* [Short problem]
Write the entries below out again exactly; any picture in them stays out.

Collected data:
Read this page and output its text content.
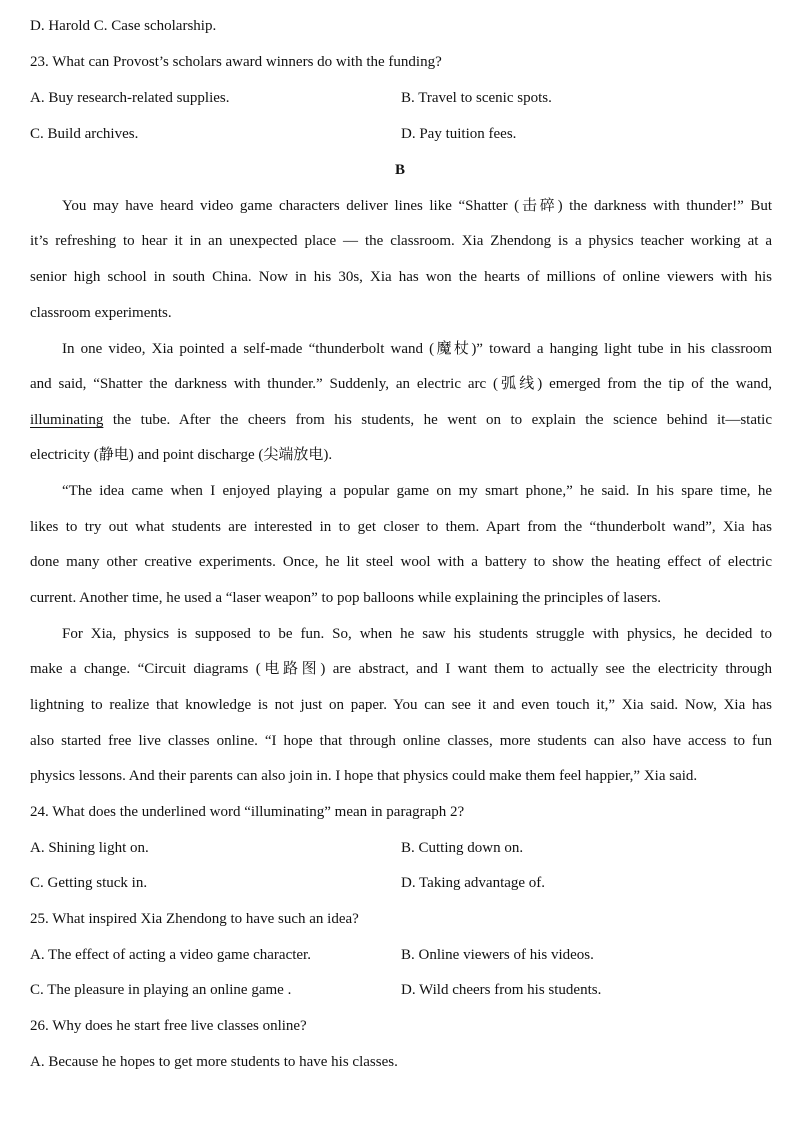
D. Harold C. Case scholarship.
23. What can Provost’s scholars award winners do with the funding?
A. Buy research-related supplies.	B. Travel to scenic spots.
C. Build archives.	D. Pay tuition fees.
B
You may have heard video game characters deliver lines like “Shatter (击碎) the darkness with thunder!” But
it’s refreshing to hear it in an unexpected place — the classroom. Xia Zhendong is a physics teacher working at a
senior high school in south China. Now in his 30s, Xia has won the hearts of millions of online viewers with his
classroom experiments.
In one video, Xia pointed a self-made “thunderbolt wand (魔杖)” toward a hanging light tube in his classroom
and said, “Shatter the darkness with thunder.” Suddenly, an electric arc (弧线) emerged from the tip of the wand,
illuminating the tube. After the cheers from his students, he went on to explain the science behind it—static
electricity (静电) and point discharge (尖端放电).
“The idea came when I enjoyed playing a popular game on my smart phone,” he said. In his spare time, he
likes to try out what students are interested in to get closer to them. Apart from the “thunderbolt wand”, Xia has
done many other creative experiments. Once, he lit steel wool with a battery to show the heating effect of electric
current. Another time, he used a “laser weapon” to pop balloons while explaining the principles of lasers.
For Xia, physics is supposed to be fun. So, when he saw his students struggle with physics, he decided to
make a change. “Circuit diagrams (电路图) are abstract, and I want them to actually see the electricity through
lightning to realize that knowledge is not just on paper. You can see it and even touch it,” Xia said. Now, Xia has
also started free live classes online. “I hope that through online classes, more students can also have access to fun
physics lessons. And their parents can also join in. I hope that physics could make them feel happier,” Xia said.
24. What does the underlined word “illuminating” mean in paragraph 2?
A. Shining light on.	B. Cutting down on.
C. Getting stuck in.	D. Taking advantage of.
25. What inspired Xia Zhendong to have such an idea?
A. The effect of acting a video game character.	B. Online viewers of his videos.
C. The pleasure in playing an online game .	D. Wild cheers from his students.
26. Why does he start free live classes online?
A. Because he hopes to get more students to have his classes.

* [Correct result]
Read this page and output its text content.
D. Harold C. Case scholarship.
23. What can Provost’s scholars award winners do with the funding?
A. Buy research-related supplies.	B. Travel to scenic spots.
C. Build archives.	D. Pay tuition fees.
B
You may have heard video game characters deliver lines like “Shatter (击碎) the darkness with thunder!” But
it’s refreshing to hear it in an unexpected place — the classroom. Xia Zhendong is a physics teacher working at a
senior high school in south China. Now in his 30s, Xia has won the hearts of millions of online viewers with his
classroom experiments.
In one video, Xia pointed a self-made “thunderbolt wand (魔杖)” toward a hanging light tube in his classroom
and said, “Shatter the darkness with thunder.” Suddenly, an electric arc (弧线) emerged from the tip of the wand,
illuminating the tube. After the cheers from his students, he went on to explain the science behind it—static
electricity (静电) and point discharge (尖端放电).
“The idea came when I enjoyed playing a popular game on my smart phone,” he said. In his spare time, he
likes to try out what students are interested in to get closer to them. Apart from the “thunderbolt wand”, Xia has
done many other creative experiments. Once, he lit steel wool with a battery to show the heating effect of electric
current. Another time, he used a “laser weapon” to pop balloons while explaining the principles of lasers.
For Xia, physics is supposed to be fun. So, when he saw his students struggle with physics, he decided to
make a change. “Circuit diagrams (电路图) are abstract, and I want them to actually see the electricity through
lightning to realize that knowledge is not just on paper. You can see it and even touch it,” Xia said. Now, Xia has
also started free live classes online. “I hope that through online classes, more students can also have access to fun
physics lessons. And their parents can also join in. I hope that physics could make them feel happier,” Xia said.
24. What does the underlined word “illuminating” mean in paragraph 2?
A. Shining light on.	B. Cutting down on.
C. Getting stuck in.	D. Taking advantage of.
25. What inspired Xia Zhendong to have such an idea?
A. The effect of acting a video game character.	B. Online viewers of his videos.
C. The pleasure in playing an online game .	D. Wild cheers from his students.
26. Why does he start free live classes online?
A. Because he hopes to get more students to have his classes.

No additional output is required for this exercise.